Every line below should be repeated exactly.

>> start RECORDS FOR THIS TASK

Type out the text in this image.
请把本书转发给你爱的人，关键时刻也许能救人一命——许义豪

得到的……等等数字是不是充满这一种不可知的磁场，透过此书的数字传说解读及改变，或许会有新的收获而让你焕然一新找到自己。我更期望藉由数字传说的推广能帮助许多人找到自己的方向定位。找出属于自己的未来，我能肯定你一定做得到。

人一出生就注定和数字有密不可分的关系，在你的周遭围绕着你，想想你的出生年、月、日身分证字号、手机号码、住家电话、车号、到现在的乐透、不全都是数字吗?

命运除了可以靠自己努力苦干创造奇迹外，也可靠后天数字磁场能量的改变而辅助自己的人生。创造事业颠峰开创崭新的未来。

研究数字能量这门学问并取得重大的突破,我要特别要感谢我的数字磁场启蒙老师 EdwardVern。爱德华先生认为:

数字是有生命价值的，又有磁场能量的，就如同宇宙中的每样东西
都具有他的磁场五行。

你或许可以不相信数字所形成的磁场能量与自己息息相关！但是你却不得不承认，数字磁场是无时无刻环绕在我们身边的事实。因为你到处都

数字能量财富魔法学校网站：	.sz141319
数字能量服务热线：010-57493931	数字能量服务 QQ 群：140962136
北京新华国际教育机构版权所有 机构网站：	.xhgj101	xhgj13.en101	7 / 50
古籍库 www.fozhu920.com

>> end RECORDS FOR THIS TASK

> _EXERCISE ANSWER_
Type out the text in this image.
请把本书转发给你爱的人，关键时刻也许能救人一命——许义豪

得到的……等等数字是不是充满这一种不可知的磁场，透过此书的数字传说解读及改变，或许会有新的收获而让你焕然一新找到自己。我更期望藉由数字传说的推广能帮助许多人找到自己的方向定位。找出属于自己的未来，我能肯定你一定做得到。

人一出生就注定和数字有密不可分的关系，在你的周遭围绕着你，想想你的出生年、月、日身分证字号、手机号码、住家电话、车号、到现在的乐透、不全都是数字吗?

命运除了可以靠自己努力苦干创造奇迹外，也可靠后天数字磁场能量的改变而辅助自己的人生。创造事业颠峰开创崭新的未来。

研究数字能量这门学问并取得重大的突破,我要特别要感谢我的数字磁场启蒙老师 EdwardVern。爱德华先生认为:

数字是有生命价值的，又有磁场能量的，就如同宇宙中的每样东西
都具有他的磁场五行。

你或许可以不相信数字所形成的磁场能量与自己息息相关！但是你却不得不承认，数字磁场是无时无刻环绕在我们身边的事实。因为你到处都

数字能量财富魔法学校网站：	.sz141319
数字能量服务热线：010-57493931	数字能量服务 QQ 群：140962136
北京新华国际教育机构版权所有 机构网站：	.xhgj101	xhgj13.en101	7 / 50
古籍库 www.fozhu920.com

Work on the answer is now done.